• _Brief_
Reproduce every line of the material below, but drop the pictures.

━━ Supplied records ━━

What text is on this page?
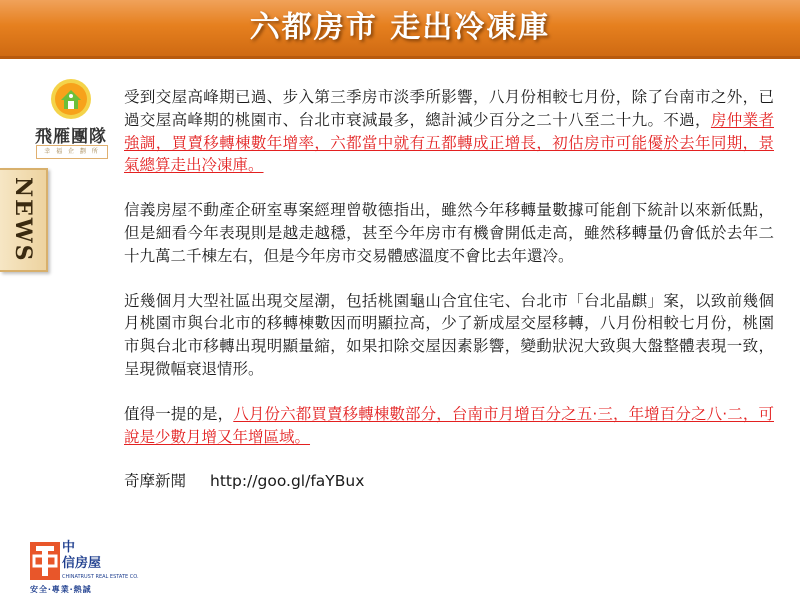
六都房市 走出冷凍庫
飛雁團隊
幸 福 企 劃 所
NEWS

受到交屋高峰期已過、步入第三季房市淡季所影響，八月份相較七月份，除了台南市之外，已過交屋高峰期的桃園市、台北市衰減最多，總計減少百分之二十八至二十九。不過，房仲業者強調，買賣移轉棟數年增率，六都當中就有五都轉成正增長，初估房市可能優於去年同期，景氣總算走出冷凍庫。

信義房屋不動產企研室專案經理曾敬德指出，雖然今年移轉量數據可能創下統計以來新低點，但是細看今年表現則是越走越穩，甚至今年房市有機會開低走高，雖然移轉量仍會低於去年二十九萬二千棟左右，但是今年房市交易體感溫度不會比去年還冷。

近幾個月大型社區出現交屋潮，包括桃園龜山合宜住宅、台北市「台北晶麒」案，以致前幾個月桃園市與台北市的移轉棟數因而明顯拉高，少了新成屋交屋移轉，八月份相較七月份，桃園市與台北市移轉出現明顯量縮，如果扣除交屋因素影響，變動狀況大致與大盤整體表現一致，呈現微幅衰退情形。

值得一提的是，八月份六都買賣移轉棟數部分，台南市月增百分之五‧三，年增百分之八‧二，可說是少數月增又年增區域。

奇摩新聞 http://goo.gl/faYBux

中
信房屋
CHINATRUST REAL ESTATE CO.
安全‧專業‧熱誠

━━━

• _Complete answer_
What text is on this page?
六都房市 走出冷凍庫
飛雁團隊
幸 福 企 劃 所
NEWS

受到交屋高峰期已過、步入第三季房市淡季所影響，八月份相較七月份，除了台南市之外，已過交屋高峰期的桃園市、台北市衰減最多，總計減少百分之二十八至二十九。不過，房仲業者強調，買賣移轉棟數年增率，六都當中就有五都轉成正增長，初估房市可能優於去年同期，景氣總算走出冷凍庫。

信義房屋不動產企研室專案經理曾敬德指出，雖然今年移轉量數據可能創下統計以來新低點，但是細看今年表現則是越走越穩，甚至今年房市有機會開低走高，雖然移轉量仍會低於去年二十九萬二千棟左右，但是今年房市交易體感溫度不會比去年還冷。

近幾個月大型社區出現交屋潮，包括桃園龜山合宜住宅、台北市「台北晶麒」案，以致前幾個月桃園市與台北市的移轉棟數因而明顯拉高，少了新成屋交屋移轉，八月份相較七月份，桃園市與台北市移轉出現明顯量縮，如果扣除交屋因素影響，變動狀況大致與大盤整體表現一致，呈現微幅衰退情形。

值得一提的是，八月份六都買賣移轉棟數部分，台南市月增百分之五‧三，年增百分之八‧二，可說是少數月增又年增區域。

奇摩新聞 http://goo.gl/faYBux

中
信房屋
CHINATRUST REAL ESTATE CO.
安全‧專業‧熱誠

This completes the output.